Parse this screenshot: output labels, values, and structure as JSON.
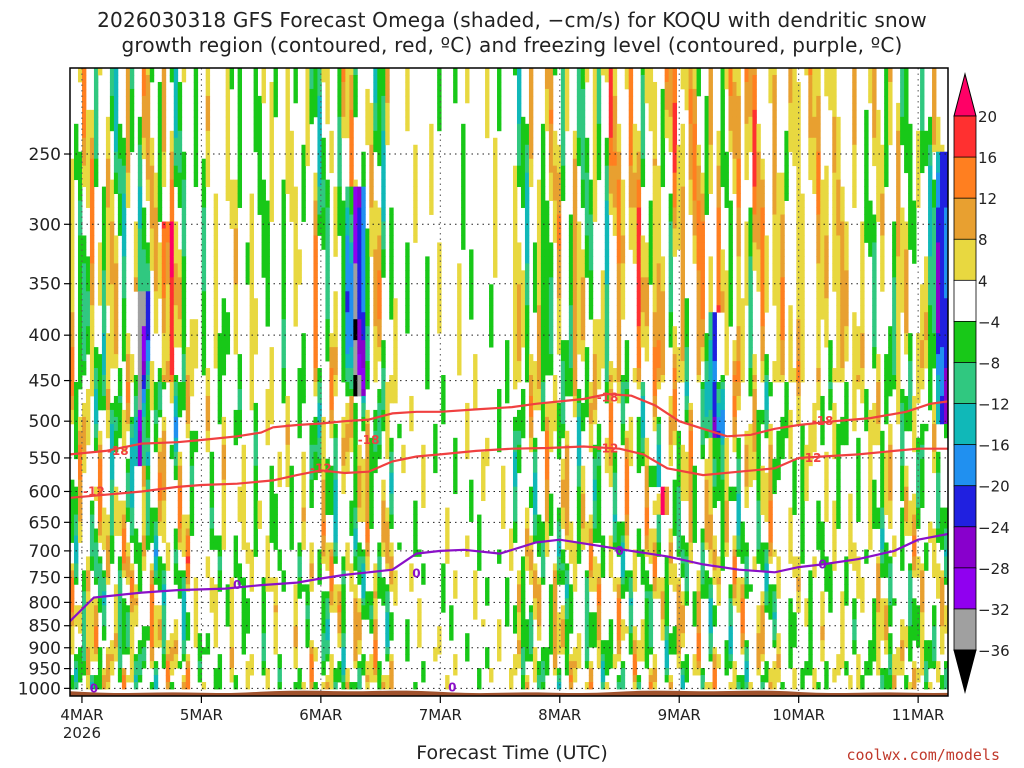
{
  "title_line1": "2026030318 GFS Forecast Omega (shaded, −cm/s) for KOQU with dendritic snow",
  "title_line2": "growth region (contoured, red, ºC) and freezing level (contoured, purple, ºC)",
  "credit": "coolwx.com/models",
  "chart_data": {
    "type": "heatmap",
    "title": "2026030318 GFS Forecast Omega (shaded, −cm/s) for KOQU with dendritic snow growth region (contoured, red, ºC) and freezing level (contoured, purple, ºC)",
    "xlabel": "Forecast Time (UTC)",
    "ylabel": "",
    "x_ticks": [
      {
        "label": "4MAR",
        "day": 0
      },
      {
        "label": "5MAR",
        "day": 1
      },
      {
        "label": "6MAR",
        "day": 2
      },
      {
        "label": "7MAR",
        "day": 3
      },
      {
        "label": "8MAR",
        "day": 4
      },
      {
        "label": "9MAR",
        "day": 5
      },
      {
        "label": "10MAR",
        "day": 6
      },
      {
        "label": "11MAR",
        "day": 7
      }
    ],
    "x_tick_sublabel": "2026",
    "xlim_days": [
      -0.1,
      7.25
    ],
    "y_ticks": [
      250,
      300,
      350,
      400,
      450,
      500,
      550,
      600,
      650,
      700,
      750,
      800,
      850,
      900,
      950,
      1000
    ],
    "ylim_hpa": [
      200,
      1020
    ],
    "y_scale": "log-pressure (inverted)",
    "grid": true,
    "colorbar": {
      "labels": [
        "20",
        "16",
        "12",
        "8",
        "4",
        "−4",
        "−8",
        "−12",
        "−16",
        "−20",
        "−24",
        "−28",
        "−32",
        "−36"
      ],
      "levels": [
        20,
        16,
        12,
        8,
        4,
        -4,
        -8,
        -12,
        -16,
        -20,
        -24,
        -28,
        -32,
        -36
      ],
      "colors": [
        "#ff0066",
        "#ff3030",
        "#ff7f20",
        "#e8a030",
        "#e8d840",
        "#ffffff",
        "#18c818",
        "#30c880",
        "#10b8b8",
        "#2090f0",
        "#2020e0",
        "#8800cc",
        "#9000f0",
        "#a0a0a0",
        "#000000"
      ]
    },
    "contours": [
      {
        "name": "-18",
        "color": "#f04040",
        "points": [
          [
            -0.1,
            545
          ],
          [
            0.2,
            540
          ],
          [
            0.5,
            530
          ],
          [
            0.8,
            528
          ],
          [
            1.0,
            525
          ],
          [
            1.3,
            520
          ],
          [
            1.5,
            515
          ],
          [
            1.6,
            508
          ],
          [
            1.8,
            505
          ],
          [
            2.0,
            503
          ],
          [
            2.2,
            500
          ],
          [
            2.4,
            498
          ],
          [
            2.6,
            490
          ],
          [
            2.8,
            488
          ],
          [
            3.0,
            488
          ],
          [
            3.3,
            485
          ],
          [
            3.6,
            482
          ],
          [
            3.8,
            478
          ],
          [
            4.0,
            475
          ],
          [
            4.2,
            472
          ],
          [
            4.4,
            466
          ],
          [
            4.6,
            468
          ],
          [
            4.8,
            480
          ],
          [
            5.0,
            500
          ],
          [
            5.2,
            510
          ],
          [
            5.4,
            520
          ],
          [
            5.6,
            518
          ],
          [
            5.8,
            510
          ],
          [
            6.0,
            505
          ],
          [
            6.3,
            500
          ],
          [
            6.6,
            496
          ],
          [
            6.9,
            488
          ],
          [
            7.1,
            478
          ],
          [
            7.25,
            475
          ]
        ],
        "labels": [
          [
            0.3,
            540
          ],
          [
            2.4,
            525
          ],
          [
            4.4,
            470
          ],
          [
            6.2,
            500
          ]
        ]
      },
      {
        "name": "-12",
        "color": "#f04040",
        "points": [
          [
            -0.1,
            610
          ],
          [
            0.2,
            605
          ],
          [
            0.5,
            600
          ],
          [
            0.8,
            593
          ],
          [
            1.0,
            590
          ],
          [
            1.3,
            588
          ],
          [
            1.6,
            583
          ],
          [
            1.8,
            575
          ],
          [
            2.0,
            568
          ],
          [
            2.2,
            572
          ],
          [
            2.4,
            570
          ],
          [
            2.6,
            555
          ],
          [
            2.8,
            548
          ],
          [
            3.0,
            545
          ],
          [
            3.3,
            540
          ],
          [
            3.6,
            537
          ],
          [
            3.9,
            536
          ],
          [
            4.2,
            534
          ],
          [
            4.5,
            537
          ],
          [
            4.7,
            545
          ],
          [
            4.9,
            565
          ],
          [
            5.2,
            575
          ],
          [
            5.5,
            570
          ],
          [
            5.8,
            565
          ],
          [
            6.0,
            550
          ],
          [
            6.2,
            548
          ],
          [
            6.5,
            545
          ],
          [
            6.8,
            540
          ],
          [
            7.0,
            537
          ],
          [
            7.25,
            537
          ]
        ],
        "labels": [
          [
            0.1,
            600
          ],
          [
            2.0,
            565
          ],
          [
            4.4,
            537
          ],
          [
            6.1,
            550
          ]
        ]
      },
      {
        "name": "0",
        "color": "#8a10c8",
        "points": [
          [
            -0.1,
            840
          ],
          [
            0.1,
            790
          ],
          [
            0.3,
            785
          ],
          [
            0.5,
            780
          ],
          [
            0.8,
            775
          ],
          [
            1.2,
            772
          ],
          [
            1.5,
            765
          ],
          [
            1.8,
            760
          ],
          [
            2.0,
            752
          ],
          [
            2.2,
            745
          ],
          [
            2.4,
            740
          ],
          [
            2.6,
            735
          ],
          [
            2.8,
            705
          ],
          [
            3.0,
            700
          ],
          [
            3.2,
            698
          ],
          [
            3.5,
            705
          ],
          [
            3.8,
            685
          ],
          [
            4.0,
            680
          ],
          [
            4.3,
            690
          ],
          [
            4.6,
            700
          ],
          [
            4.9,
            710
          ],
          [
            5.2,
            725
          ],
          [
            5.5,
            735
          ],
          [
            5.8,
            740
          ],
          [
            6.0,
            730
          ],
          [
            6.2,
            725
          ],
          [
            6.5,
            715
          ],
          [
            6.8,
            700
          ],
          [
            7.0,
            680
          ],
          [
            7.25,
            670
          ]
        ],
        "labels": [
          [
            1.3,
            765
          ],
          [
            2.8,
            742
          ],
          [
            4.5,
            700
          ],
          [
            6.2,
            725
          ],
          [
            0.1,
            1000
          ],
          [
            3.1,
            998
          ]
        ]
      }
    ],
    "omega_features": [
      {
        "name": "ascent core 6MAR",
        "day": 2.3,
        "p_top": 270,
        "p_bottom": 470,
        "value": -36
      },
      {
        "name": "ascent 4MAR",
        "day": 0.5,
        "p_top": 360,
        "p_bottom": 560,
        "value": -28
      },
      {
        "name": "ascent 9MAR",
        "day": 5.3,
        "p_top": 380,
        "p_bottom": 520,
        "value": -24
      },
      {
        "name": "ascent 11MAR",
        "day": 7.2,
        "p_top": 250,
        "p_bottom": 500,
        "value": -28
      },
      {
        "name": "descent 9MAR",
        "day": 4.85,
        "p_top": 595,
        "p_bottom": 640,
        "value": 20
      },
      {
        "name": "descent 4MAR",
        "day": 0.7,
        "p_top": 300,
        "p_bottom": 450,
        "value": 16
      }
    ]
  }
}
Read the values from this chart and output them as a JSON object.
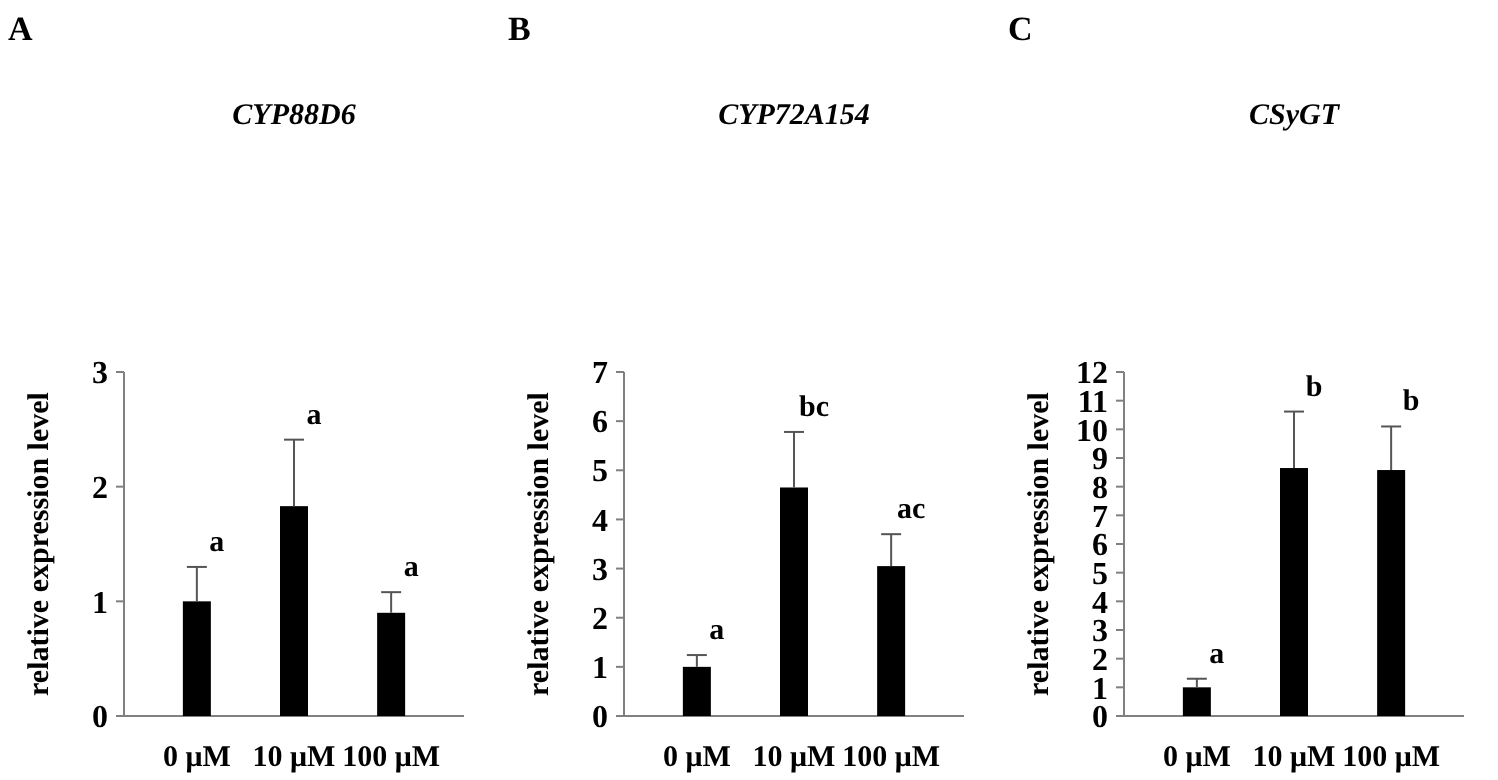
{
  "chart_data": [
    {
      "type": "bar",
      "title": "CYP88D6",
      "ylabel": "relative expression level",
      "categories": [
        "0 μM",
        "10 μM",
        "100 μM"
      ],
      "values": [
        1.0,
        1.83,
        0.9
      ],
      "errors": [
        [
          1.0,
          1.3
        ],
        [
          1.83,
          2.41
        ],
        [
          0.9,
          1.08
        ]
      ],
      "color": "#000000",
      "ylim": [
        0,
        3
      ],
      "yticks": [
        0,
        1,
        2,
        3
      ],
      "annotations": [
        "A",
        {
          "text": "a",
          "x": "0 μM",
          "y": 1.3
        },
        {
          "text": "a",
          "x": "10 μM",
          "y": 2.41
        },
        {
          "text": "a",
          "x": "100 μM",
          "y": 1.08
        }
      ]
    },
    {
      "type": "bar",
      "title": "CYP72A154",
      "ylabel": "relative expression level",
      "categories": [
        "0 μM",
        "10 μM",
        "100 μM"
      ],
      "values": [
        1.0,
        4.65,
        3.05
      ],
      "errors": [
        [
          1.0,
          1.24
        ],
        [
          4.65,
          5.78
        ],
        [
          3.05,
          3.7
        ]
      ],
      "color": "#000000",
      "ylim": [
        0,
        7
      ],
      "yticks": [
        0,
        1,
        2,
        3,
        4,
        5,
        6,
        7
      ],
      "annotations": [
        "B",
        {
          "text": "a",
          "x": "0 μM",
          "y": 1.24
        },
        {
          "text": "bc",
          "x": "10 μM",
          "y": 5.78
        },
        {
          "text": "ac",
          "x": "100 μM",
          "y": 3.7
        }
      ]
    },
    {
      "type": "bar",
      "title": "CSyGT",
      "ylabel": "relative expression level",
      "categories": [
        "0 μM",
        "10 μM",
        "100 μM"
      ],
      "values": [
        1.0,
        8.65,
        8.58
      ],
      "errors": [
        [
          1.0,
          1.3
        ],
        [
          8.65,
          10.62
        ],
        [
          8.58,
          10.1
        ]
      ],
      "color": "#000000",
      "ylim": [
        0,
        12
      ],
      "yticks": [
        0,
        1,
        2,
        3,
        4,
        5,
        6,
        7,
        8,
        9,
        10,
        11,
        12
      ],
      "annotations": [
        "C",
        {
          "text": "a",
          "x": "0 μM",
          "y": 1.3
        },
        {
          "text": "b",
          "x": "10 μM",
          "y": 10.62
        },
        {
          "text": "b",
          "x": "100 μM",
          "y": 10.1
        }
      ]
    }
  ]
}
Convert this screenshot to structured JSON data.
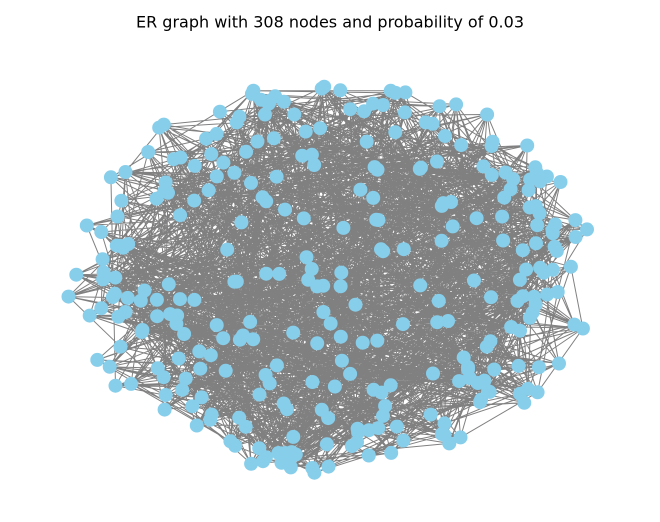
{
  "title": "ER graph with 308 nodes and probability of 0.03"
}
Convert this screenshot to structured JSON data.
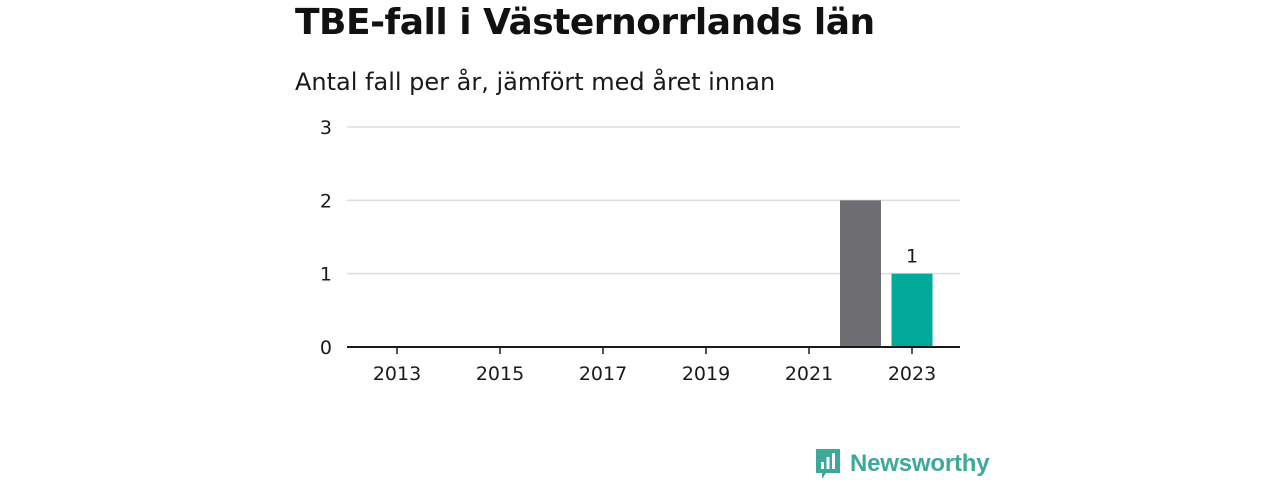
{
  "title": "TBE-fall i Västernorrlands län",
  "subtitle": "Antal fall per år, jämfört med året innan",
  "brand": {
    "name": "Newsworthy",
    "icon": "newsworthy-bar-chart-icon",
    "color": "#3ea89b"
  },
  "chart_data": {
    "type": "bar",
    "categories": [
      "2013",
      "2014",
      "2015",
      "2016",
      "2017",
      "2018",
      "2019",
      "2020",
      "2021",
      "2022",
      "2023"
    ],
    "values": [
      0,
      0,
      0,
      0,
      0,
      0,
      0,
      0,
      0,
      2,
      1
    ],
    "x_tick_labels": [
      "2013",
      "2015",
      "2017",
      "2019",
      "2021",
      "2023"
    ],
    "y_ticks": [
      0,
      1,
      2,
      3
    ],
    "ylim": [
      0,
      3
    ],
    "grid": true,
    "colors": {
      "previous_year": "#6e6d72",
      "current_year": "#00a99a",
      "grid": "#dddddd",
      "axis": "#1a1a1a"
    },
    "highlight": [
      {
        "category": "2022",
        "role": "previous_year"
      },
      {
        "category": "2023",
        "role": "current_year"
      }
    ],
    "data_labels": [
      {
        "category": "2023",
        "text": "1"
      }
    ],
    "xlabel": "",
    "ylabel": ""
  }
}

• • • •

= What is asked =
A single figure is required: the number of lines above in which the word "role" occurs.

= Solution to this problem =
2